'''

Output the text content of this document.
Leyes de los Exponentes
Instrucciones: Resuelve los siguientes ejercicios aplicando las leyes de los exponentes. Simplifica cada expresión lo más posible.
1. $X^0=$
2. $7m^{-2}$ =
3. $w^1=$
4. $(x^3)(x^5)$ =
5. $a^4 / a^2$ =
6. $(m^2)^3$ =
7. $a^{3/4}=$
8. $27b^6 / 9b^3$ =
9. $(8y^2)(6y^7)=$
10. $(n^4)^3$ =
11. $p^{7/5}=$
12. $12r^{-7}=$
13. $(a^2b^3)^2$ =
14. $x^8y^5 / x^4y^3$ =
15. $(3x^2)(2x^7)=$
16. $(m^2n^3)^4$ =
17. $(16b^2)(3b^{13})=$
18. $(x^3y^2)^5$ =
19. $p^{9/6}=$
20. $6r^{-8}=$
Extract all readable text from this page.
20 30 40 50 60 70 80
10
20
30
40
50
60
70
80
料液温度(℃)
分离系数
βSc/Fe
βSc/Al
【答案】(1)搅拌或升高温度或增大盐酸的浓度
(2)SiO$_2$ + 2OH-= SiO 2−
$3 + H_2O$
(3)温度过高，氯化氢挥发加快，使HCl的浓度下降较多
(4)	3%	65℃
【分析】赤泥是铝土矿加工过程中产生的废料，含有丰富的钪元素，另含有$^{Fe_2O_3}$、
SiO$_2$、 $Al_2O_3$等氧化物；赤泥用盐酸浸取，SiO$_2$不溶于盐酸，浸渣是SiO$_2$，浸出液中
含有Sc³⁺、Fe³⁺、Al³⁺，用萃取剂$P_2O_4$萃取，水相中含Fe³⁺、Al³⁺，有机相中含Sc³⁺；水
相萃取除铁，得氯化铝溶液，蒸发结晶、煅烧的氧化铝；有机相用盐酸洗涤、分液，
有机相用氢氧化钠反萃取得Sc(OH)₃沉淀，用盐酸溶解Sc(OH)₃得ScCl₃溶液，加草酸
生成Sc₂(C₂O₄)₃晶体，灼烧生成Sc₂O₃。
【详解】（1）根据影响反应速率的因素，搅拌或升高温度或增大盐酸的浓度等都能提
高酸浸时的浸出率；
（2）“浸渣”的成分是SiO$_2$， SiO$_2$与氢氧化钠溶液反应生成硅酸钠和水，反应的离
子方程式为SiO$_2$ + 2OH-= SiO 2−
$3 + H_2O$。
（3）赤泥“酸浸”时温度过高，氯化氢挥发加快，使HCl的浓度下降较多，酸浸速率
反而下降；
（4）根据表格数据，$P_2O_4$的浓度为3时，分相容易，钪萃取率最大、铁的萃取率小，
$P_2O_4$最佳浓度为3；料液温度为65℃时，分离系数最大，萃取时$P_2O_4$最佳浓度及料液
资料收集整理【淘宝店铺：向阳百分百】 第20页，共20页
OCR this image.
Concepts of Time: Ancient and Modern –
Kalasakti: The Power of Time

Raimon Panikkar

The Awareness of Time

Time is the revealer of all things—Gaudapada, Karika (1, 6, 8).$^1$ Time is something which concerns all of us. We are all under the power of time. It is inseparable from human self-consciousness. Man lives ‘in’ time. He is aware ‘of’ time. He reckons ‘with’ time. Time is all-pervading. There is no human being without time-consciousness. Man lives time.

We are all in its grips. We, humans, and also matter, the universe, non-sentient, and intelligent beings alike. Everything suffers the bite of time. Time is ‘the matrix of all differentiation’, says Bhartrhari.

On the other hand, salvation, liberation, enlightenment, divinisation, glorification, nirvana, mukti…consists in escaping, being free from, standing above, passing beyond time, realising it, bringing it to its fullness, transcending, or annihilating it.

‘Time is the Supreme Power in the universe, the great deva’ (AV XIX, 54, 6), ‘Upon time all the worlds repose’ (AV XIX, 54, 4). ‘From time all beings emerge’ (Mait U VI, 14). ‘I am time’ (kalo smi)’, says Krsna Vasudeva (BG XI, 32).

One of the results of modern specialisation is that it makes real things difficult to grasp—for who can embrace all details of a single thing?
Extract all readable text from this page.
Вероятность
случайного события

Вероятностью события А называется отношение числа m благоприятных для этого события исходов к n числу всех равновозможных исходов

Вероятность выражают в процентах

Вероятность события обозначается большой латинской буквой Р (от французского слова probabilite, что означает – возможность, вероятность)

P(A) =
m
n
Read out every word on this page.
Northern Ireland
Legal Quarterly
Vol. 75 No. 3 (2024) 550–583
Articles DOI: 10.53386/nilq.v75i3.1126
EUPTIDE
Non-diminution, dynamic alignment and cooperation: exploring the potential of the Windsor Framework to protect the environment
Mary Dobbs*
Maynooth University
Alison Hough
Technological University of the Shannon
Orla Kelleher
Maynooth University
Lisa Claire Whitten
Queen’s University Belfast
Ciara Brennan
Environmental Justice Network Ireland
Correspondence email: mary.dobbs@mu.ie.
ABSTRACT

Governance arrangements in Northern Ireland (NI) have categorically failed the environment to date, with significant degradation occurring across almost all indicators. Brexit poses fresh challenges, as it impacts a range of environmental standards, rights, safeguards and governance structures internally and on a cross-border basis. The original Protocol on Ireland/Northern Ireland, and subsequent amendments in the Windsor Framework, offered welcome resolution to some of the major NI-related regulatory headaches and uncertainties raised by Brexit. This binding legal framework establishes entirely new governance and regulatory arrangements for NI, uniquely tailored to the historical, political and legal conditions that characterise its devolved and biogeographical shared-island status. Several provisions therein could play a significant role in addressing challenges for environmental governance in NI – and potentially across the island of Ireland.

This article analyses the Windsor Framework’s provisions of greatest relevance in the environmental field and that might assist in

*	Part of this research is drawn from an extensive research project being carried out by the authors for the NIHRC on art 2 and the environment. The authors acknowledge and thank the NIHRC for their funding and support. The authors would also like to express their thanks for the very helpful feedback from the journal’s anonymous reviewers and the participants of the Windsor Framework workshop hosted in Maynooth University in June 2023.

'''

WORK TO DO:
Please list every line of the records that contains "University".

RESULT OF THE EXERCISE:
Maynooth University
Technological University of the Shannon
Maynooth University
Queen’s University Belfast
*	Part of this research is drawn from an extensive research project being carried out by the authors for the NIHRC on art 2 and the environment. The authors acknowledge and thank the NIHRC for their funding and support. The authors would also like to express their thanks for the very helpful feedback from the journal’s anonymous reviewers and the participants of the Windsor Framework workshop hosted in Maynooth University in June 2023.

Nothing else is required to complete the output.